* Start DATA SHOWN *

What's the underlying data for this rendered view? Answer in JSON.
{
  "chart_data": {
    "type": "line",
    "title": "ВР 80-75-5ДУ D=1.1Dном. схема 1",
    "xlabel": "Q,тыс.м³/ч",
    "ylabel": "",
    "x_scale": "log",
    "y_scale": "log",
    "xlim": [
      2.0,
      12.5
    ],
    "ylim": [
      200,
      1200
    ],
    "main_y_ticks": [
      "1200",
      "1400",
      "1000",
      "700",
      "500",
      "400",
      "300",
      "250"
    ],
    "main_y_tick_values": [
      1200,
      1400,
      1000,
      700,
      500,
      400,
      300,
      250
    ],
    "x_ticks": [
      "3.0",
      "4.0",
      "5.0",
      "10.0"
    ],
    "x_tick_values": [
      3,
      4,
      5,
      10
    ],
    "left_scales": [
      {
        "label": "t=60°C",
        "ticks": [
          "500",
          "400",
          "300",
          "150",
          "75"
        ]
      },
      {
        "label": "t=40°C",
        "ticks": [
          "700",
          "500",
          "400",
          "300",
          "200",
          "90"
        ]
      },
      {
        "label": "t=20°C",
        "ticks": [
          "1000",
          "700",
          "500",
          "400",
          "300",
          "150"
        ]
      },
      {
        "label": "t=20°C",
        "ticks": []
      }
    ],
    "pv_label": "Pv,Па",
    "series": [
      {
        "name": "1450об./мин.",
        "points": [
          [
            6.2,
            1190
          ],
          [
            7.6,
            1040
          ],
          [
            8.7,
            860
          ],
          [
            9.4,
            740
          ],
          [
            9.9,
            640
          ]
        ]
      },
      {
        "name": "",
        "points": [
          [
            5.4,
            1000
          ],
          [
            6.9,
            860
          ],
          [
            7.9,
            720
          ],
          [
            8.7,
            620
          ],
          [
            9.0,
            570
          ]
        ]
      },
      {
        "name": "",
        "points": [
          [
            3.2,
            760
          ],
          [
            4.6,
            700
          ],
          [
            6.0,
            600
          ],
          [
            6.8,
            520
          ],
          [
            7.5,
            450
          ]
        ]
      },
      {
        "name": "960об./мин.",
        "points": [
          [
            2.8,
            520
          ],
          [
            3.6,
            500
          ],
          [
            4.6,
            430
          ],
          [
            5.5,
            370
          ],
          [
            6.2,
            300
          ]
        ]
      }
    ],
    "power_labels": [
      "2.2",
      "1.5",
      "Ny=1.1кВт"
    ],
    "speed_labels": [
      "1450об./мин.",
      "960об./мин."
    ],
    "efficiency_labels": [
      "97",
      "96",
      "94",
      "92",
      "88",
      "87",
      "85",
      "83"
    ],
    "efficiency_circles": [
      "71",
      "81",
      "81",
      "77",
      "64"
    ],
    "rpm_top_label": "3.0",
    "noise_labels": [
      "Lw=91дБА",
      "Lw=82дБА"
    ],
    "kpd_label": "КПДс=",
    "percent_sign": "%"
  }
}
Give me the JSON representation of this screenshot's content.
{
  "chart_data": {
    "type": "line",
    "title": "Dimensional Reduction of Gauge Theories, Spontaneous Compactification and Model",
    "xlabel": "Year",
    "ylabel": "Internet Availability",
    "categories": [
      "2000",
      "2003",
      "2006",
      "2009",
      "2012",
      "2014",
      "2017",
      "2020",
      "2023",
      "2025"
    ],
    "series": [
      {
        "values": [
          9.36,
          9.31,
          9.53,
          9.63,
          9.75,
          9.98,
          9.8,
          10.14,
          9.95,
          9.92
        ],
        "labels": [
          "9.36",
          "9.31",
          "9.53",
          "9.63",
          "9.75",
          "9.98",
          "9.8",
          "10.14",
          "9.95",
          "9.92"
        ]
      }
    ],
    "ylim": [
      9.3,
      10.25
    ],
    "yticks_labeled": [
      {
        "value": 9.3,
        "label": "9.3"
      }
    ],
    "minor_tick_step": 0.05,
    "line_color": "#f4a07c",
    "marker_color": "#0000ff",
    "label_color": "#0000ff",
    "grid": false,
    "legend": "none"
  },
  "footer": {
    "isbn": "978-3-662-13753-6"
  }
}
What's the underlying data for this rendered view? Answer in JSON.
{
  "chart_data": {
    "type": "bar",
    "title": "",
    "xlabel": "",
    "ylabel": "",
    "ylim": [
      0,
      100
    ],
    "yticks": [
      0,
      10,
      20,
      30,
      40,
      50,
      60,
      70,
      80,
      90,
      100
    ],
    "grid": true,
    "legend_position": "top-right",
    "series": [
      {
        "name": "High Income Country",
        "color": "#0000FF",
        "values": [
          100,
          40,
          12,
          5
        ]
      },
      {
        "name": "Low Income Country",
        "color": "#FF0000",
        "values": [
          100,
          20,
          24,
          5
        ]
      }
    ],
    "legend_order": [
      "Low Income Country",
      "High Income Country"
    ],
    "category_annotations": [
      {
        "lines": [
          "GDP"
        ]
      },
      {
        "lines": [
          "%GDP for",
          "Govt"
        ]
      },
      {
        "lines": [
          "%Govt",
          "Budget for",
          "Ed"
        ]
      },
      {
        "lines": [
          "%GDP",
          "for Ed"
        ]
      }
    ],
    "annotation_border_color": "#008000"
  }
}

* End DATA SHOWN *

§ **JOB**
Quote all of the entries exactly as they appear.

§ **EXPECTED ANSWER**
What's the underlying data for this rendered view? Answer in JSON.
{
  "chart_data": {
    "type": "line",
    "title": "ВР 80-75-5ДУ D=1.1Dном. схема 1",
    "xlabel": "Q,тыс.м³/ч",
    "ylabel": "",
    "x_scale": "log",
    "y_scale": "log",
    "xlim": [
      2.0,
      12.5
    ],
    "ylim": [
      200,
      1200
    ],
    "main_y_ticks": [
      "1200",
      "1400",
      "1000",
      "700",
      "500",
      "400",
      "300",
      "250"
    ],
    "main_y_tick_values": [
      1200,
      1400,
      1000,
      700,
      500,
      400,
      300,
      250
    ],
    "x_ticks": [
      "3.0",
      "4.0",
      "5.0",
      "10.0"
    ],
    "x_tick_values": [
      3,
      4,
      5,
      10
    ],
    "left_scales": [
      {
        "label": "t=60°C",
        "ticks": [
          "500",
          "400",
          "300",
          "150",
          "75"
        ]
      },
      {
        "label": "t=40°C",
        "ticks": [
          "700",
          "500",
          "400",
          "300",
          "200",
          "90"
        ]
      },
      {
        "label": "t=20°C",
        "ticks": [
          "1000",
          "700",
          "500",
          "400",
          "300",
          "150"
        ]
      },
      {
        "label": "t=20°C",
        "ticks": []
      }
    ],
    "pv_label": "Pv,Па",
    "series": [
      {
        "name": "1450об./мин.",
        "points": [
          [
            6.2,
            1190
          ],
          [
            7.6,
            1040
          ],
          [
            8.7,
            860
          ],
          [
            9.4,
            740
          ],
          [
            9.9,
            640
          ]
        ]
      },
      {
        "name": "",
        "points": [
          [
            5.4,
            1000
          ],
          [
            6.9,
            860
          ],
          [
            7.9,
            720
          ],
          [
            8.7,
            620
          ],
          [
            9.0,
            570
          ]
        ]
      },
      {
        "name": "",
        "points": [
          [
            3.2,
            760
          ],
          [
            4.6,
            700
          ],
          [
            6.0,
            600
          ],
          [
            6.8,
            520
          ],
          [
            7.5,
            450
          ]
        ]
      },
      {
        "name": "960об./мин.",
        "points": [
          [
            2.8,
            520
          ],
          [
            3.6,
            500
          ],
          [
            4.6,
            430
          ],
          [
            5.5,
            370
          ],
          [
            6.2,
            300
          ]
        ]
      }
    ],
    "power_labels": [
      "2.2",
      "1.5",
      "Ny=1.1кВт"
    ],
    "speed_labels": [
      "1450об./мин.",
      "960об./мин."
    ],
    "efficiency_labels": [
      "97",
      "96",
      "94",
      "92",
      "88",
      "87",
      "85",
      "83"
    ],
    "efficiency_circles": [
      "71",
      "81",
      "81",
      "77",
      "64"
    ],
    "rpm_top_label": "3.0",
    "noise_labels": [
      "Lw=91дБА",
      "Lw=82дБА"
    ],
    "kpd_label": "КПДс=",
    "percent_sign": "%"
  }
}
Give me the JSON representation of this screenshot's content.
{
  "chart_data": {
    "type": "line",
    "title": "Dimensional Reduction of Gauge Theories, Spontaneous Compactification and Model",
    "xlabel": "Year",
    "ylabel": "Internet Availability",
    "categories": [
      "2000",
      "2003",
      "2006",
      "2009",
      "2012",
      "2014",
      "2017",
      "2020",
      "2023",
      "2025"
    ],
    "series": [
      {
        "values": [
          9.36,
          9.31,
          9.53,
          9.63,
          9.75,
          9.98,
          9.8,
          10.14,
          9.95,
          9.92
        ],
        "labels": [
          "9.36",
          "9.31",
          "9.53",
          "9.63",
          "9.75",
          "9.98",
          "9.8",
          "10.14",
          "9.95",
          "9.92"
        ]
      }
    ],
    "ylim": [
      9.3,
      10.25
    ],
    "yticks_labeled": [
      {
        "value": 9.3,
        "label": "9.3"
      }
    ],
    "minor_tick_step": 0.05,
    "line_color": "#f4a07c",
    "marker_color": "#0000ff",
    "label_color": "#0000ff",
    "grid": false,
    "legend": "none"
  },
  "footer": {
    "isbn": "978-3-662-13753-6"
  }
}
What's the underlying data for this rendered view? Answer in JSON.
{
  "chart_data": {
    "type": "bar",
    "title": "",
    "xlabel": "",
    "ylabel": "",
    "ylim": [
      0,
      100
    ],
    "yticks": [
      0,
      10,
      20,
      30,
      40,
      50,
      60,
      70,
      80,
      90,
      100
    ],
    "grid": true,
    "legend_position": "top-right",
    "series": [
      {
        "name": "High Income Country",
        "color": "#0000FF",
        "values": [
          100,
          40,
          12,
          5
        ]
      },
      {
        "name": "Low Income Country",
        "color": "#FF0000",
        "values": [
          100,
          20,
          24,
          5
        ]
      }
    ],
    "legend_order": [
      "Low Income Country",
      "High Income Country"
    ],
    "category_annotations": [
      {
        "lines": [
          "GDP"
        ]
      },
      {
        "lines": [
          "%GDP for",
          "Govt"
        ]
      },
      {
        "lines": [
          "%Govt",
          "Budget for",
          "Ed"
        ]
      },
      {
        "lines": [
          "%GDP",
          "for Ed"
        ]
      }
    ],
    "annotation_border_color": "#008000"
  }
}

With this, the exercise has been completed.